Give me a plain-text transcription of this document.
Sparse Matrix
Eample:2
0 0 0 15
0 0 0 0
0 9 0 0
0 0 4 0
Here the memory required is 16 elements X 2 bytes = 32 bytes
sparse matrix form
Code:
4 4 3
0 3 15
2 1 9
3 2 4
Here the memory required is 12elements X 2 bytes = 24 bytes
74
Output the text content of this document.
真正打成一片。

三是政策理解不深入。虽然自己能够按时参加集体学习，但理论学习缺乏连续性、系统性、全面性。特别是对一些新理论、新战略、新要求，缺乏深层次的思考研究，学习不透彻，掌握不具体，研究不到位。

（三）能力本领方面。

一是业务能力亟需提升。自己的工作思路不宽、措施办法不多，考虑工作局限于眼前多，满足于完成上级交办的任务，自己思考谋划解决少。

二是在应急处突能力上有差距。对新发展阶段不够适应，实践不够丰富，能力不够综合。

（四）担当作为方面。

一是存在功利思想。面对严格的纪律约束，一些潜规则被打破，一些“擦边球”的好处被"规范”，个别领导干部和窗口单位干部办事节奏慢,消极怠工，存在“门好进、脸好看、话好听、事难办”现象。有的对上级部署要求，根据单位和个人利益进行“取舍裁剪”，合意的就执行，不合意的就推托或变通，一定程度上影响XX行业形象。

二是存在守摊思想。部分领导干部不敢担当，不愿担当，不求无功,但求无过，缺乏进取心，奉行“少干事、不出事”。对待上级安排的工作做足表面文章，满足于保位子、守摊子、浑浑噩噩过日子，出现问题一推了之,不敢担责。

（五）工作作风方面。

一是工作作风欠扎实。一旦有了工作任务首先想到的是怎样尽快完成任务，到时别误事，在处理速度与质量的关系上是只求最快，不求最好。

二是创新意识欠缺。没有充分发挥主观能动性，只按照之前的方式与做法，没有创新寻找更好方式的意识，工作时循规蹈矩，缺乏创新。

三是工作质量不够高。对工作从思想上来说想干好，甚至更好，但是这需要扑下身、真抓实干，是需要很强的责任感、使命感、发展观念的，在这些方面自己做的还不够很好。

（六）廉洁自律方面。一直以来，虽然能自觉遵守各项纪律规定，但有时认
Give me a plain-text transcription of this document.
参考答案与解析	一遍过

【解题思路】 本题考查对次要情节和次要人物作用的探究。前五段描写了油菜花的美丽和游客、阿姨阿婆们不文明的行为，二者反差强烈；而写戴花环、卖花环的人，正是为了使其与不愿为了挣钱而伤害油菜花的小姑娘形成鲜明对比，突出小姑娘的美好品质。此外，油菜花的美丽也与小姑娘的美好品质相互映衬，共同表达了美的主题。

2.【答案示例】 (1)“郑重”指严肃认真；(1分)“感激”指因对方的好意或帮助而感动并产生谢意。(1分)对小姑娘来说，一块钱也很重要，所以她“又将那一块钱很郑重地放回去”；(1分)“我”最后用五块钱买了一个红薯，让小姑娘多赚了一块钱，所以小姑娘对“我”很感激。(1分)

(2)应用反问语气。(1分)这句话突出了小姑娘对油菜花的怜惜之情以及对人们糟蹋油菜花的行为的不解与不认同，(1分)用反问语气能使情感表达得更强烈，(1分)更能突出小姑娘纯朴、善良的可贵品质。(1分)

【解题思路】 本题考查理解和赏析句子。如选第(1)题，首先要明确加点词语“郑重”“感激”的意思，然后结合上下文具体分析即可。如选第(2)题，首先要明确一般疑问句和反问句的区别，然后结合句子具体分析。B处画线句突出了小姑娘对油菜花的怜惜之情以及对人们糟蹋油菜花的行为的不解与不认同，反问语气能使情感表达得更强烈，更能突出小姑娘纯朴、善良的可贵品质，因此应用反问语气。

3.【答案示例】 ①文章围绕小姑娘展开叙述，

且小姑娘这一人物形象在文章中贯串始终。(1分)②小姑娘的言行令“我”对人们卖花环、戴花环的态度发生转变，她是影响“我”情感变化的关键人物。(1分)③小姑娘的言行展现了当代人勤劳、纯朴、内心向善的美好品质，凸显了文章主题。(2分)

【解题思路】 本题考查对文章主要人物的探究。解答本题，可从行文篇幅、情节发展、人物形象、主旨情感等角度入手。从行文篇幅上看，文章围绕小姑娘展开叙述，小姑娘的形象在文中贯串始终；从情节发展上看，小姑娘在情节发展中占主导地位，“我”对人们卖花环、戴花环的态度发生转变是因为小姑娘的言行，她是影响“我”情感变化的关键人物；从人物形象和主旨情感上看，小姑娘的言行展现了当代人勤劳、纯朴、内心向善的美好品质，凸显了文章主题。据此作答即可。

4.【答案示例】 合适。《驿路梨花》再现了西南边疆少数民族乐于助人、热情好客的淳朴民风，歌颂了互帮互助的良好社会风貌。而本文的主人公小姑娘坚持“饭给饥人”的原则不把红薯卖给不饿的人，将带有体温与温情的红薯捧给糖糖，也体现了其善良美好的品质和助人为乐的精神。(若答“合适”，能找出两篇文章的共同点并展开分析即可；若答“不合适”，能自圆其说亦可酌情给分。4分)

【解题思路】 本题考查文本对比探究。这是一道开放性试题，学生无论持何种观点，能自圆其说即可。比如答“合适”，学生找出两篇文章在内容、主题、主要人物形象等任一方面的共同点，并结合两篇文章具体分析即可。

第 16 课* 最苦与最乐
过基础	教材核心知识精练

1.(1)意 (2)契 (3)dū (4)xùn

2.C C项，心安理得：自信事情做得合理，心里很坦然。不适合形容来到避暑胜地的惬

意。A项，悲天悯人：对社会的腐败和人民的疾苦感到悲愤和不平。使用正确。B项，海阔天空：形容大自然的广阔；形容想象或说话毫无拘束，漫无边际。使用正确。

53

----------

▶ **Set exercise**:
Go through the entries and repeat each one exactly.

▶ **Task answer**:
Give me a plain-text transcription of this document.
Sparse Matrix
Eample:2
0 0 0 15
0 0 0 0
0 9 0 0
0 0 4 0
Here the memory required is 16 elements X 2 bytes = 32 bytes
sparse matrix form
Code:
4 4 3
0 3 15
2 1 9
3 2 4
Here the memory required is 12elements X 2 bytes = 24 bytes
74
Output the text content of this document.
真正打成一片。

三是政策理解不深入。虽然自己能够按时参加集体学习，但理论学习缺乏连续性、系统性、全面性。特别是对一些新理论、新战略、新要求，缺乏深层次的思考研究，学习不透彻，掌握不具体，研究不到位。

（三）能力本领方面。

一是业务能力亟需提升。自己的工作思路不宽、措施办法不多，考虑工作局限于眼前多，满足于完成上级交办的任务，自己思考谋划解决少。

二是在应急处突能力上有差距。对新发展阶段不够适应，实践不够丰富，能力不够综合。

（四）担当作为方面。

一是存在功利思想。面对严格的纪律约束，一些潜规则被打破，一些“擦边球”的好处被"规范”，个别领导干部和窗口单位干部办事节奏慢,消极怠工，存在“门好进、脸好看、话好听、事难办”现象。有的对上级部署要求，根据单位和个人利益进行“取舍裁剪”，合意的就执行，不合意的就推托或变通，一定程度上影响XX行业形象。

二是存在守摊思想。部分领导干部不敢担当，不愿担当，不求无功,但求无过，缺乏进取心，奉行“少干事、不出事”。对待上级安排的工作做足表面文章，满足于保位子、守摊子、浑浑噩噩过日子，出现问题一推了之,不敢担责。

（五）工作作风方面。

一是工作作风欠扎实。一旦有了工作任务首先想到的是怎样尽快完成任务，到时别误事，在处理速度与质量的关系上是只求最快，不求最好。

二是创新意识欠缺。没有充分发挥主观能动性，只按照之前的方式与做法，没有创新寻找更好方式的意识，工作时循规蹈矩，缺乏创新。

三是工作质量不够高。对工作从思想上来说想干好，甚至更好，但是这需要扑下身、真抓实干，是需要很强的责任感、使命感、发展观念的，在这些方面自己做的还不够很好。

（六）廉洁自律方面。一直以来，虽然能自觉遵守各项纪律规定，但有时认
Give me a plain-text transcription of this document.
参考答案与解析	一遍过

【解题思路】 本题考查对次要情节和次要人物作用的探究。前五段描写了油菜花的美丽和游客、阿姨阿婆们不文明的行为，二者反差强烈；而写戴花环、卖花环的人，正是为了使其与不愿为了挣钱而伤害油菜花的小姑娘形成鲜明对比，突出小姑娘的美好品质。此外，油菜花的美丽也与小姑娘的美好品质相互映衬，共同表达了美的主题。

2.【答案示例】 (1)“郑重”指严肃认真；(1分)“感激”指因对方的好意或帮助而感动并产生谢意。(1分)对小姑娘来说，一块钱也很重要，所以她“又将那一块钱很郑重地放回去”；(1分)“我”最后用五块钱买了一个红薯，让小姑娘多赚了一块钱，所以小姑娘对“我”很感激。(1分)

(2)应用反问语气。(1分)这句话突出了小姑娘对油菜花的怜惜之情以及对人们糟蹋油菜花的行为的不解与不认同，(1分)用反问语气能使情感表达得更强烈，(1分)更能突出小姑娘纯朴、善良的可贵品质。(1分)

【解题思路】 本题考查理解和赏析句子。如选第(1)题，首先要明确加点词语“郑重”“感激”的意思，然后结合上下文具体分析即可。如选第(2)题，首先要明确一般疑问句和反问句的区别，然后结合句子具体分析。B处画线句突出了小姑娘对油菜花的怜惜之情以及对人们糟蹋油菜花的行为的不解与不认同，反问语气能使情感表达得更强烈，更能突出小姑娘纯朴、善良的可贵品质，因此应用反问语气。

3.【答案示例】 ①文章围绕小姑娘展开叙述，

且小姑娘这一人物形象在文章中贯串始终。(1分)②小姑娘的言行令“我”对人们卖花环、戴花环的态度发生转变，她是影响“我”情感变化的关键人物。(1分)③小姑娘的言行展现了当代人勤劳、纯朴、内心向善的美好品质，凸显了文章主题。(2分)

【解题思路】 本题考查对文章主要人物的探究。解答本题，可从行文篇幅、情节发展、人物形象、主旨情感等角度入手。从行文篇幅上看，文章围绕小姑娘展开叙述，小姑娘的形象在文中贯串始终；从情节发展上看，小姑娘在情节发展中占主导地位，“我”对人们卖花环、戴花环的态度发生转变是因为小姑娘的言行，她是影响“我”情感变化的关键人物；从人物形象和主旨情感上看，小姑娘的言行展现了当代人勤劳、纯朴、内心向善的美好品质，凸显了文章主题。据此作答即可。

4.【答案示例】 合适。《驿路梨花》再现了西南边疆少数民族乐于助人、热情好客的淳朴民风，歌颂了互帮互助的良好社会风貌。而本文的主人公小姑娘坚持“饭给饥人”的原则不把红薯卖给不饿的人，将带有体温与温情的红薯捧给糖糖，也体现了其善良美好的品质和助人为乐的精神。(若答“合适”，能找出两篇文章的共同点并展开分析即可；若答“不合适”，能自圆其说亦可酌情给分。4分)

【解题思路】 本题考查文本对比探究。这是一道开放性试题，学生无论持何种观点，能自圆其说即可。比如答“合适”，学生找出两篇文章在内容、主题、主要人物形象等任一方面的共同点，并结合两篇文章具体分析即可。

第 16 课* 最苦与最乐
过基础	教材核心知识精练

1.(1)意 (2)契 (3)dū (4)xùn

2.C C项，心安理得：自信事情做得合理，心里很坦然。不适合形容来到避暑胜地的惬

意。A项，悲天悯人：对社会的腐败和人民的疾苦感到悲愤和不平。使用正确。B项，海阔天空：形容大自然的广阔；形容想象或说话毫无拘束，漫无边际。使用正确。

53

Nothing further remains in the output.